# EXERCISE REQUIREMENTS:
How many of the lines that follow contain the word "Paper"? Give only the number.

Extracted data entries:
==============================

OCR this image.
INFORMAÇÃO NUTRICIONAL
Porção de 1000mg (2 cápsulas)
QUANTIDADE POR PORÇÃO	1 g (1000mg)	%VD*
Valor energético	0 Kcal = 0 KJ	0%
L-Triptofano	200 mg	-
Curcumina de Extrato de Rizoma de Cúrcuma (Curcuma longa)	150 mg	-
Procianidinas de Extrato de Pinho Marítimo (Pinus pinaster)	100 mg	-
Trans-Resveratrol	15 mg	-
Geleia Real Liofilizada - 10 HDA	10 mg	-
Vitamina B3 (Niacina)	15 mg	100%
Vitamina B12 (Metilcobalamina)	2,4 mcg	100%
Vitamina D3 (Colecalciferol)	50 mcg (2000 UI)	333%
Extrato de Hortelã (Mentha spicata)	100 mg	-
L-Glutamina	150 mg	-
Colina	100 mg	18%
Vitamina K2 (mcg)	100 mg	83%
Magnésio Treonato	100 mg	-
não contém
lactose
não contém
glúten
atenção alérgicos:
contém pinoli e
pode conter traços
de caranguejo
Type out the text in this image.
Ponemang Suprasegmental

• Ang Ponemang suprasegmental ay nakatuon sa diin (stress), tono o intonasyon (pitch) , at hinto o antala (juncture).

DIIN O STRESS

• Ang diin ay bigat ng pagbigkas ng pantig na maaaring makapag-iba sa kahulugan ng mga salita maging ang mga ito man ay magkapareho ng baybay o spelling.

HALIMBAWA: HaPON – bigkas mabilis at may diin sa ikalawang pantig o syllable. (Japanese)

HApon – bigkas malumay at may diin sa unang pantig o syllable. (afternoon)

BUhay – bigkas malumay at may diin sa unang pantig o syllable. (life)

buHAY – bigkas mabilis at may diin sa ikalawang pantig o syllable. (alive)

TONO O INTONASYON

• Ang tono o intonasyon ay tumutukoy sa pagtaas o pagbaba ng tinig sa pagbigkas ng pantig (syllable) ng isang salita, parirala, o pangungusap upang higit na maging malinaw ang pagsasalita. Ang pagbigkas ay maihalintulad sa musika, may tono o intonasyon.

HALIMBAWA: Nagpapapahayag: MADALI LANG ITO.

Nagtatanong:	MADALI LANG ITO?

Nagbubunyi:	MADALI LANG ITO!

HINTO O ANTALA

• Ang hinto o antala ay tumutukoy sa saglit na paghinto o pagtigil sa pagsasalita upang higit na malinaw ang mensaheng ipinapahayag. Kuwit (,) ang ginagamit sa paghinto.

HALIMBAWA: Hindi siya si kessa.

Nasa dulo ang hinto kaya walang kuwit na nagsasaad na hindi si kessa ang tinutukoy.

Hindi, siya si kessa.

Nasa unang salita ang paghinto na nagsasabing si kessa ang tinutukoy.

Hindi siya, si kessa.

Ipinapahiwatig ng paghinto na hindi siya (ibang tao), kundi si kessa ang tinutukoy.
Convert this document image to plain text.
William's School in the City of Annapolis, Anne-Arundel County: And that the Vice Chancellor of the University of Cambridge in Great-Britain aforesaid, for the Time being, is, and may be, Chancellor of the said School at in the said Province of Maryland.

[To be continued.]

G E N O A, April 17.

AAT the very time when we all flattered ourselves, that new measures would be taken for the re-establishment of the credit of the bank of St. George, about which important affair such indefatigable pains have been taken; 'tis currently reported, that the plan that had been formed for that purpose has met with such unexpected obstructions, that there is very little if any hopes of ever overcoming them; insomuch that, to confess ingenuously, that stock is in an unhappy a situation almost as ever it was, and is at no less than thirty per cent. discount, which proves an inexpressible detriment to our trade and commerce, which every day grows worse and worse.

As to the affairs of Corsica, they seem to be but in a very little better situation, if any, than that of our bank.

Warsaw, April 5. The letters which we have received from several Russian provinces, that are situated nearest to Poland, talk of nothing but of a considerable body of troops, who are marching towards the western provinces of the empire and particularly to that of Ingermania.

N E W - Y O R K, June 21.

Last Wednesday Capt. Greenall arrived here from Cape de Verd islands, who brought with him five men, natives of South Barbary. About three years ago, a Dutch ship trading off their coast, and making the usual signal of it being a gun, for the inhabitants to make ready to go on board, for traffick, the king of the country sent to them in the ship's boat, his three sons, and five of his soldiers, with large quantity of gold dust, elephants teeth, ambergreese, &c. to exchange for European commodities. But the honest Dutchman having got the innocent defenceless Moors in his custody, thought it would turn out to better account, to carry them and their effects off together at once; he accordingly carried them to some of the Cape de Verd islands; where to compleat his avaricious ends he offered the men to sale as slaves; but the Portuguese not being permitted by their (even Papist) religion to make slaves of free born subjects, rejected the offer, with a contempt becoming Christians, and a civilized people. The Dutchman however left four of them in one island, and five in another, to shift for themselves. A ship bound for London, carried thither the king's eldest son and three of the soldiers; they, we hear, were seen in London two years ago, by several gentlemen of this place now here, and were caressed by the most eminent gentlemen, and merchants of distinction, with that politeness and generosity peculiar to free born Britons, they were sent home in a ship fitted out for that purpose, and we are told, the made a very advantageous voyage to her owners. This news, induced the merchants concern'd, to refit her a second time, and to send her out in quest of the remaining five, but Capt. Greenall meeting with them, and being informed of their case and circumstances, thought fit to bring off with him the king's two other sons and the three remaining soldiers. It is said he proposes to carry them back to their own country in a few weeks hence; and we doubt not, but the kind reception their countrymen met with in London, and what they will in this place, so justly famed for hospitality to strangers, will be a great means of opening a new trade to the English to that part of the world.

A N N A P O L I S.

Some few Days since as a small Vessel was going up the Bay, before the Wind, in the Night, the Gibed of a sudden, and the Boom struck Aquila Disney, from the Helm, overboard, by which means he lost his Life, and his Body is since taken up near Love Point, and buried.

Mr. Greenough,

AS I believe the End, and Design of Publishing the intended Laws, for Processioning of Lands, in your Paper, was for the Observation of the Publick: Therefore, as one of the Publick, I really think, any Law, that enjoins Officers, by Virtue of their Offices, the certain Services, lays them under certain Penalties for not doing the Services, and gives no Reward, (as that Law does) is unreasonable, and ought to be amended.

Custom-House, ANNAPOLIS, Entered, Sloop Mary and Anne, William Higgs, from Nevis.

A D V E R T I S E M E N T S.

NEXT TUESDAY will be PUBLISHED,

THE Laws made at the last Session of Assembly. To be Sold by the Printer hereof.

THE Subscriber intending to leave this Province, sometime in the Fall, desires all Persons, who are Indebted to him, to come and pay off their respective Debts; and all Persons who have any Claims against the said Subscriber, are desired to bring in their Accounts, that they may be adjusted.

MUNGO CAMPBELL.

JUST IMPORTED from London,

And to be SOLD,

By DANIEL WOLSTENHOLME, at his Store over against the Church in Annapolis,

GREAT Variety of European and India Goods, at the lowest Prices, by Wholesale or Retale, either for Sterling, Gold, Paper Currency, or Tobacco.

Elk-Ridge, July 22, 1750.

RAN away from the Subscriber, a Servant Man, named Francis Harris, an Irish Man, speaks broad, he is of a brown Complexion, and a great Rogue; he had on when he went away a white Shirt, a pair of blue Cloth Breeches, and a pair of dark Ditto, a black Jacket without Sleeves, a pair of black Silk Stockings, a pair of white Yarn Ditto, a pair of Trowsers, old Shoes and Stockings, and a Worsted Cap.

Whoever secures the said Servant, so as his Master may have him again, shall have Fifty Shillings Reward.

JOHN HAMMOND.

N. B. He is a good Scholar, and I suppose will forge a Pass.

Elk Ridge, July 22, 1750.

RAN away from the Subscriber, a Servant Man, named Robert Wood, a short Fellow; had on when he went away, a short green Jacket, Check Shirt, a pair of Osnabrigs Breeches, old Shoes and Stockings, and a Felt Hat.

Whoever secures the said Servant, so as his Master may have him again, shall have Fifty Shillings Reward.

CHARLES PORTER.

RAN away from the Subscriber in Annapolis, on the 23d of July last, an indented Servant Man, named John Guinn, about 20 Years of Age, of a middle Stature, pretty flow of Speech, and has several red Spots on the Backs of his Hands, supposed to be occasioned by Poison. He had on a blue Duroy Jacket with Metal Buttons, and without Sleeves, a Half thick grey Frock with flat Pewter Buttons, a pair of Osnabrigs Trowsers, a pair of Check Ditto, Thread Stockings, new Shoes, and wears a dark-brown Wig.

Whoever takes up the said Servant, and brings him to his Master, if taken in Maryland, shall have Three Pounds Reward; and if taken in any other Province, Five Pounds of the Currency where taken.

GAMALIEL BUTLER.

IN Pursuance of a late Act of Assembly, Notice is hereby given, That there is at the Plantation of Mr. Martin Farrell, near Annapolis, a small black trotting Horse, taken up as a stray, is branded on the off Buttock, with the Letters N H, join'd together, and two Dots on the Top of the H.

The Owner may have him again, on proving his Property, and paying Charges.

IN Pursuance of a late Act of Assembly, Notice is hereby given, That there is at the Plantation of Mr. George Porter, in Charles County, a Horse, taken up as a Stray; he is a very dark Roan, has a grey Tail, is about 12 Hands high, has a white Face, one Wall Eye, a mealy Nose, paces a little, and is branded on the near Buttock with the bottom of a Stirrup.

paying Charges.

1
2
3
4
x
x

==============================

# WORKED ANSWER:
2